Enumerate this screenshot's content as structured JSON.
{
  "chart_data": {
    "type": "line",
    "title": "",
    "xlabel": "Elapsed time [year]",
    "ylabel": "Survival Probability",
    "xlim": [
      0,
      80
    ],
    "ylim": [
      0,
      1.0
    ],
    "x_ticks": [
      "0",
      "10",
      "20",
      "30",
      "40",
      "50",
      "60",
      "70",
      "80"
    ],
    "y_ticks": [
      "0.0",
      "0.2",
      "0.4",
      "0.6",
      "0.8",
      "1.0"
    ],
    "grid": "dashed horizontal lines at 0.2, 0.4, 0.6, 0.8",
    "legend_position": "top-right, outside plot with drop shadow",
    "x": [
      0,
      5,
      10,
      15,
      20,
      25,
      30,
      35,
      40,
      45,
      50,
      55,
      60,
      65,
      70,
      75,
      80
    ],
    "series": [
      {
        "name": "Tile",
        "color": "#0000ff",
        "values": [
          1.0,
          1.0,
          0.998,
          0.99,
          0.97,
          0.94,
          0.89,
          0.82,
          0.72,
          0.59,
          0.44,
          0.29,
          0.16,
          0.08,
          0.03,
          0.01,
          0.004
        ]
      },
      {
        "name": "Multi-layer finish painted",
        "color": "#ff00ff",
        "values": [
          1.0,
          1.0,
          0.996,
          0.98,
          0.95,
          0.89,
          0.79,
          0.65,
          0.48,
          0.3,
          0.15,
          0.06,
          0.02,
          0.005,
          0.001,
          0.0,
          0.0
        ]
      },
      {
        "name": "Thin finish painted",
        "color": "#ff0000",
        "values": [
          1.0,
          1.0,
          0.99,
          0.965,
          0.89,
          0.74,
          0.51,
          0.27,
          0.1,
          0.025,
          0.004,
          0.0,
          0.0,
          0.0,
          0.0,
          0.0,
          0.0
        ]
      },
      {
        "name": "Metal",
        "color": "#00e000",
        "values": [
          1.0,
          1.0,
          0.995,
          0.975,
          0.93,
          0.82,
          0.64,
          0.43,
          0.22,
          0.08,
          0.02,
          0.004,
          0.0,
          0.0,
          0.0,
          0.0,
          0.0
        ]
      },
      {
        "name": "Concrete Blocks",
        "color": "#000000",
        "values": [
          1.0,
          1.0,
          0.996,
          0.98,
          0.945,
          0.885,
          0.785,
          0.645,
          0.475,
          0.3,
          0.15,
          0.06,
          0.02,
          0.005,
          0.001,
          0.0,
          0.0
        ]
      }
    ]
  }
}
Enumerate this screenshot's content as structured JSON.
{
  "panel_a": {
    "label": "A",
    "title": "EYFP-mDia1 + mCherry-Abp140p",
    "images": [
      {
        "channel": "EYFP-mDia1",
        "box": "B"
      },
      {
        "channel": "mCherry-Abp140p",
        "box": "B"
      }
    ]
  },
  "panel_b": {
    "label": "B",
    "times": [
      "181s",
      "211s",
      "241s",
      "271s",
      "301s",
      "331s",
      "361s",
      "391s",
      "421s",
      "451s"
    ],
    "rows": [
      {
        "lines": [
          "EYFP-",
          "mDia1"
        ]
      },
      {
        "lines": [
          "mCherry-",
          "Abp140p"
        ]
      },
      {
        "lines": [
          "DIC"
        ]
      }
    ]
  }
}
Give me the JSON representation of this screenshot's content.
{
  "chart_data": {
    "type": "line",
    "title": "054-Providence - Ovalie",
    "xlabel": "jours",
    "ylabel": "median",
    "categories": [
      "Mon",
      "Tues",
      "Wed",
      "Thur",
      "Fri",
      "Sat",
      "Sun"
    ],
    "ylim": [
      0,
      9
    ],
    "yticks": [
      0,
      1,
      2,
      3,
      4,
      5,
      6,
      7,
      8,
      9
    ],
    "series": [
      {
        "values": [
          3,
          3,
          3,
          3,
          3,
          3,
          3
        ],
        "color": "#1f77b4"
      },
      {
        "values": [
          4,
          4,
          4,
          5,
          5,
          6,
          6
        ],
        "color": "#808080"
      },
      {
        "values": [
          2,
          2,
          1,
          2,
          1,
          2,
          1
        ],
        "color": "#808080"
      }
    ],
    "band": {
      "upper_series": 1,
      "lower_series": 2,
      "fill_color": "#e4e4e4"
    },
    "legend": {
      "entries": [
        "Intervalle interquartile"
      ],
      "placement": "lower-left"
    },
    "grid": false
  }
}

----------

> _Objective_
Of the lines in the material, how many include "title"? Respond with the number alone.

> _Complete output_
3